Each line that follows is to be retyped exactly.

Data items:
# # # # # # #
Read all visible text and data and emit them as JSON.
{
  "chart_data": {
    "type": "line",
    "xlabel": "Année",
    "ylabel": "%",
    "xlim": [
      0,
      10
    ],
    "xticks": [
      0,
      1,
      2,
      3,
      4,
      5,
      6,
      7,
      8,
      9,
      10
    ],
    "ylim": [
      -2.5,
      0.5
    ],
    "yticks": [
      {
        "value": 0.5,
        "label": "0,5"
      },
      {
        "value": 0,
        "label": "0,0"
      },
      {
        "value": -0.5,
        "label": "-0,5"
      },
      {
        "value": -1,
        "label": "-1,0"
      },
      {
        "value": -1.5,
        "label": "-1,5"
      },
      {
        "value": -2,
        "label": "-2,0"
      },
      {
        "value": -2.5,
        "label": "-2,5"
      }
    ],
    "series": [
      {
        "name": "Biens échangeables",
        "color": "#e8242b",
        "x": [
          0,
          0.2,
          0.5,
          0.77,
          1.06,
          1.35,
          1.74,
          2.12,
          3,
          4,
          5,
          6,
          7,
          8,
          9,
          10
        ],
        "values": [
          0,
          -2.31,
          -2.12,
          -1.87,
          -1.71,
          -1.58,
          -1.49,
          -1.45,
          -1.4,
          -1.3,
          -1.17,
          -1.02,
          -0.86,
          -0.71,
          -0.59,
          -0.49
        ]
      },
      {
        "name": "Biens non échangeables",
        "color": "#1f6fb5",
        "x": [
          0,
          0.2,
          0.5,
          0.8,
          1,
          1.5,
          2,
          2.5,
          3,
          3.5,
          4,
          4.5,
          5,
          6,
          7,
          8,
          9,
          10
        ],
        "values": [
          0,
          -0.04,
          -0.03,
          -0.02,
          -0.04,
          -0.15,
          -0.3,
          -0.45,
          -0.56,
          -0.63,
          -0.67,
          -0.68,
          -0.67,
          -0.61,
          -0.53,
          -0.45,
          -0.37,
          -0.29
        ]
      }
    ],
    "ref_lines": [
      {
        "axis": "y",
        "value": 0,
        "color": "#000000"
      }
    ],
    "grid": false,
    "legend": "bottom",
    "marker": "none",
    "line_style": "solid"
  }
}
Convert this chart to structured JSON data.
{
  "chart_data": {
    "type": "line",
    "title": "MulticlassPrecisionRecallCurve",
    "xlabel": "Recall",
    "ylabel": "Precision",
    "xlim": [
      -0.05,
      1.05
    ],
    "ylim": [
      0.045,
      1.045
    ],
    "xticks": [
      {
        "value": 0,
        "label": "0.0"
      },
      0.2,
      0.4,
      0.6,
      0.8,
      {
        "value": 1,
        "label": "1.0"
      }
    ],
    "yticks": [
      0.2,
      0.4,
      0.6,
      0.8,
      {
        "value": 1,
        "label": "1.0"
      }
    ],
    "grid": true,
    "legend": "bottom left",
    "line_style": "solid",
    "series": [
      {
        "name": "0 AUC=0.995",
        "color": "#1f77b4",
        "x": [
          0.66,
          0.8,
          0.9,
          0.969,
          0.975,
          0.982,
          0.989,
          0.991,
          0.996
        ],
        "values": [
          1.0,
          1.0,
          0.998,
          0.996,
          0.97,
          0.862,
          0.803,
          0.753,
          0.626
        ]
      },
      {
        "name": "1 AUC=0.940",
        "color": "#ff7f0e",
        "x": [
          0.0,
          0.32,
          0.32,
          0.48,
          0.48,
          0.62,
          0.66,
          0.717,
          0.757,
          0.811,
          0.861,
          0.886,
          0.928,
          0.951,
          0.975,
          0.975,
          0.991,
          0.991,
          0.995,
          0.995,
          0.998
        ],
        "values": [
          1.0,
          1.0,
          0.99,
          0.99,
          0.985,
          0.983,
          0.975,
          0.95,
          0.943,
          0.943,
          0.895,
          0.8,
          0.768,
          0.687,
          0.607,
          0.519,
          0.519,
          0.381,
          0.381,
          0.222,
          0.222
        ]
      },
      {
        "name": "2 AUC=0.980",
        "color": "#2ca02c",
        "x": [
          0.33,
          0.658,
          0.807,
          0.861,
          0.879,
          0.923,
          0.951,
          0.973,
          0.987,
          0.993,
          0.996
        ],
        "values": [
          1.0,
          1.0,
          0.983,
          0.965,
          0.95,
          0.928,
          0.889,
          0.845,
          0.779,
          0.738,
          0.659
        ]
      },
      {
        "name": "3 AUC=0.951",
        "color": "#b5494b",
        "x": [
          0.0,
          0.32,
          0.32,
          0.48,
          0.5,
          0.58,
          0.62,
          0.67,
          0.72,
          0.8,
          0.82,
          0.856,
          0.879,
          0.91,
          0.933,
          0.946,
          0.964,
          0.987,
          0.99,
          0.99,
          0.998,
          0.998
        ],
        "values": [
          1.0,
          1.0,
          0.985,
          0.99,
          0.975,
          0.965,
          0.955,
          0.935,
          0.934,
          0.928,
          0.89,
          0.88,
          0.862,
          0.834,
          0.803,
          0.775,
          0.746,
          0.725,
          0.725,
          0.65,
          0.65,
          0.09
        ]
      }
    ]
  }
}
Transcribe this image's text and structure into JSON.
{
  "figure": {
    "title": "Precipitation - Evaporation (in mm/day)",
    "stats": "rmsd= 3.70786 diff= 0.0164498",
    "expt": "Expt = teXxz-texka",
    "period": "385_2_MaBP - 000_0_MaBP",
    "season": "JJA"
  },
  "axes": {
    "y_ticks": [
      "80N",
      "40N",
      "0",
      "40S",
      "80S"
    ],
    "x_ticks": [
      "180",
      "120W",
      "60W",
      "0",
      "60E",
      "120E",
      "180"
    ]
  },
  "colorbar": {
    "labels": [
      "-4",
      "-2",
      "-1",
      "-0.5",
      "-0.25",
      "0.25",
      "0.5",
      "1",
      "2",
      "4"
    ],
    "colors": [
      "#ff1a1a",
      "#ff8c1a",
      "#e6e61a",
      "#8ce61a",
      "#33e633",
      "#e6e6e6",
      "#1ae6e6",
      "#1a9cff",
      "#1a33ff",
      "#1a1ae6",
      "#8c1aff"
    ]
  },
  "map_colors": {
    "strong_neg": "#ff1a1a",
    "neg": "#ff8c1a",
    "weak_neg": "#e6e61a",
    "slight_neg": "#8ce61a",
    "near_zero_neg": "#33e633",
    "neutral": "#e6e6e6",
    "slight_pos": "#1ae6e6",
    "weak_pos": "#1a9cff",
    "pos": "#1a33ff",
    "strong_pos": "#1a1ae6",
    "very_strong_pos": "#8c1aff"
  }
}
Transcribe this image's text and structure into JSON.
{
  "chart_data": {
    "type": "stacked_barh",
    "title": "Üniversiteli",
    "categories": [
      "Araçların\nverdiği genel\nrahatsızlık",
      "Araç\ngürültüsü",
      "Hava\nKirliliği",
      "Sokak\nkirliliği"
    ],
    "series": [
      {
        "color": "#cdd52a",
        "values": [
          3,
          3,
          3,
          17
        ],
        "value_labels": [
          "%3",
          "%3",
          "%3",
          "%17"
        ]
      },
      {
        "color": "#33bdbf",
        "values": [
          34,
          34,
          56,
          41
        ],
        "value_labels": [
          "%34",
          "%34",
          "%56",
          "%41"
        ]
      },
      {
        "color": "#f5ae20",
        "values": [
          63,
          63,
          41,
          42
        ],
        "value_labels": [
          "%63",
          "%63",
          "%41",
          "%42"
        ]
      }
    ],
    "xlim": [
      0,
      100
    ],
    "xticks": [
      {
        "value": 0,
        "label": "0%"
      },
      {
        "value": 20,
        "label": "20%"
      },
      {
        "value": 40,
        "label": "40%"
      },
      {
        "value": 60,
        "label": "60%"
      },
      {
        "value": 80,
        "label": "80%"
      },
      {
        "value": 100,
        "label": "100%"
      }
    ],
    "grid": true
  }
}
# # # # # # #
→ **Written response**:
Read all visible text and data and emit them as JSON.
{
  "chart_data": {
    "type": "line",
    "xlabel": "Année",
    "ylabel": "%",
    "xlim": [
      0,
      10
    ],
    "xticks": [
      0,
      1,
      2,
      3,
      4,
      5,
      6,
      7,
      8,
      9,
      10
    ],
    "ylim": [
      -2.5,
      0.5
    ],
    "yticks": [
      {
        "value": 0.5,
        "label": "0,5"
      },
      {
        "value": 0,
        "label": "0,0"
      },
      {
        "value": -0.5,
        "label": "-0,5"
      },
      {
        "value": -1,
        "label": "-1,0"
      },
      {
        "value": -1.5,
        "label": "-1,5"
      },
      {
        "value": -2,
        "label": "-2,0"
      },
      {
        "value": -2.5,
        "label": "-2,5"
      }
    ],
    "series": [
      {
        "name": "Biens échangeables",
        "color": "#e8242b",
        "x": [
          0,
          0.2,
          0.5,
          0.77,
          1.06,
          1.35,
          1.74,
          2.12,
          3,
          4,
          5,
          6,
          7,
          8,
          9,
          10
        ],
        "values": [
          0,
          -2.31,
          -2.12,
          -1.87,
          -1.71,
          -1.58,
          -1.49,
          -1.45,
          -1.4,
          -1.3,
          -1.17,
          -1.02,
          -0.86,
          -0.71,
          -0.59,
          -0.49
        ]
      },
      {
        "name": "Biens non échangeables",
        "color": "#1f6fb5",
        "x": [
          0,
          0.2,
          0.5,
          0.8,
          1,
          1.5,
          2,
          2.5,
          3,
          3.5,
          4,
          4.5,
          5,
          6,
          7,
          8,
          9,
          10
        ],
        "values": [
          0,
          -0.04,
          -0.03,
          -0.02,
          -0.04,
          -0.15,
          -0.3,
          -0.45,
          -0.56,
          -0.63,
          -0.67,
          -0.68,
          -0.67,
          -0.61,
          -0.53,
          -0.45,
          -0.37,
          -0.29
        ]
      }
    ],
    "ref_lines": [
      {
        "axis": "y",
        "value": 0,
        "color": "#000000"
      }
    ],
    "grid": false,
    "legend": "bottom",
    "marker": "none",
    "line_style": "solid"
  }
}
Convert this chart to structured JSON data.
{
  "chart_data": {
    "type": "line",
    "title": "MulticlassPrecisionRecallCurve",
    "xlabel": "Recall",
    "ylabel": "Precision",
    "xlim": [
      -0.05,
      1.05
    ],
    "ylim": [
      0.045,
      1.045
    ],
    "xticks": [
      {
        "value": 0,
        "label": "0.0"
      },
      0.2,
      0.4,
      0.6,
      0.8,
      {
        "value": 1,
        "label": "1.0"
      }
    ],
    "yticks": [
      0.2,
      0.4,
      0.6,
      0.8,
      {
        "value": 1,
        "label": "1.0"
      }
    ],
    "grid": true,
    "legend": "bottom left",
    "line_style": "solid",
    "series": [
      {
        "name": "0 AUC=0.995",
        "color": "#1f77b4",
        "x": [
          0.66,
          0.8,
          0.9,
          0.969,
          0.975,
          0.982,
          0.989,
          0.991,
          0.996
        ],
        "values": [
          1.0,
          1.0,
          0.998,
          0.996,
          0.97,
          0.862,
          0.803,
          0.753,
          0.626
        ]
      },
      {
        "name": "1 AUC=0.940",
        "color": "#ff7f0e",
        "x": [
          0.0,
          0.32,
          0.32,
          0.48,
          0.48,
          0.62,
          0.66,
          0.717,
          0.757,
          0.811,
          0.861,
          0.886,
          0.928,
          0.951,
          0.975,
          0.975,
          0.991,
          0.991,
          0.995,
          0.995,
          0.998
        ],
        "values": [
          1.0,
          1.0,
          0.99,
          0.99,
          0.985,
          0.983,
          0.975,
          0.95,
          0.943,
          0.943,
          0.895,
          0.8,
          0.768,
          0.687,
          0.607,
          0.519,
          0.519,
          0.381,
          0.381,
          0.222,
          0.222
        ]
      },
      {
        "name": "2 AUC=0.980",
        "color": "#2ca02c",
        "x": [
          0.33,
          0.658,
          0.807,
          0.861,
          0.879,
          0.923,
          0.951,
          0.973,
          0.987,
          0.993,
          0.996
        ],
        "values": [
          1.0,
          1.0,
          0.983,
          0.965,
          0.95,
          0.928,
          0.889,
          0.845,
          0.779,
          0.738,
          0.659
        ]
      },
      {
        "name": "3 AUC=0.951",
        "color": "#b5494b",
        "x": [
          0.0,
          0.32,
          0.32,
          0.48,
          0.5,
          0.58,
          0.62,
          0.67,
          0.72,
          0.8,
          0.82,
          0.856,
          0.879,
          0.91,
          0.933,
          0.946,
          0.964,
          0.987,
          0.99,
          0.99,
          0.998,
          0.998
        ],
        "values": [
          1.0,
          1.0,
          0.985,
          0.99,
          0.975,
          0.965,
          0.955,
          0.935,
          0.934,
          0.928,
          0.89,
          0.88,
          0.862,
          0.834,
          0.803,
          0.775,
          0.746,
          0.725,
          0.725,
          0.65,
          0.65,
          0.09
        ]
      }
    ]
  }
}
Transcribe this image's text and structure into JSON.
{
  "figure": {
    "title": "Precipitation - Evaporation (in mm/day)",
    "stats": "rmsd= 3.70786 diff= 0.0164498",
    "expt": "Expt = teXxz-texka",
    "period": "385_2_MaBP - 000_0_MaBP",
    "season": "JJA"
  },
  "axes": {
    "y_ticks": [
      "80N",
      "40N",
      "0",
      "40S",
      "80S"
    ],
    "x_ticks": [
      "180",
      "120W",
      "60W",
      "0",
      "60E",
      "120E",
      "180"
    ]
  },
  "colorbar": {
    "labels": [
      "-4",
      "-2",
      "-1",
      "-0.5",
      "-0.25",
      "0.25",
      "0.5",
      "1",
      "2",
      "4"
    ],
    "colors": [
      "#ff1a1a",
      "#ff8c1a",
      "#e6e61a",
      "#8ce61a",
      "#33e633",
      "#e6e6e6",
      "#1ae6e6",
      "#1a9cff",
      "#1a33ff",
      "#1a1ae6",
      "#8c1aff"
    ]
  },
  "map_colors": {
    "strong_neg": "#ff1a1a",
    "neg": "#ff8c1a",
    "weak_neg": "#e6e61a",
    "slight_neg": "#8ce61a",
    "near_zero_neg": "#33e633",
    "neutral": "#e6e6e6",
    "slight_pos": "#1ae6e6",
    "weak_pos": "#1a9cff",
    "pos": "#1a33ff",
    "strong_pos": "#1a1ae6",
    "very_strong_pos": "#8c1aff"
  }
}
Transcribe this image's text and structure into JSON.
{
  "chart_data": {
    "type": "stacked_barh",
    "title": "Üniversiteli",
    "categories": [
      "Araçların\nverdiği genel\nrahatsızlık",
      "Araç\ngürültüsü",
      "Hava\nKirliliği",
      "Sokak\nkirliliği"
    ],
    "series": [
      {
        "color": "#cdd52a",
        "values": [
          3,
          3,
          3,
          17
        ],
        "value_labels": [
          "%3",
          "%3",
          "%3",
          "%17"
        ]
      },
      {
        "color": "#33bdbf",
        "values": [
          34,
          34,
          56,
          41
        ],
        "value_labels": [
          "%34",
          "%34",
          "%56",
          "%41"
        ]
      },
      {
        "color": "#f5ae20",
        "values": [
          63,
          63,
          41,
          42
        ],
        "value_labels": [
          "%63",
          "%63",
          "%41",
          "%42"
        ]
      }
    ],
    "xlim": [
      0,
      100
    ],
    "xticks": [
      {
        "value": 0,
        "label": "0%"
      },
      {
        "value": 20,
        "label": "20%"
      },
      {
        "value": 40,
        "label": "40%"
      },
      {
        "value": 60,
        "label": "60%"
      },
      {
        "value": 80,
        "label": "80%"
      },
      {
        "value": 100,
        "label": "100%"
      }
    ],
    "grid": true
  }
}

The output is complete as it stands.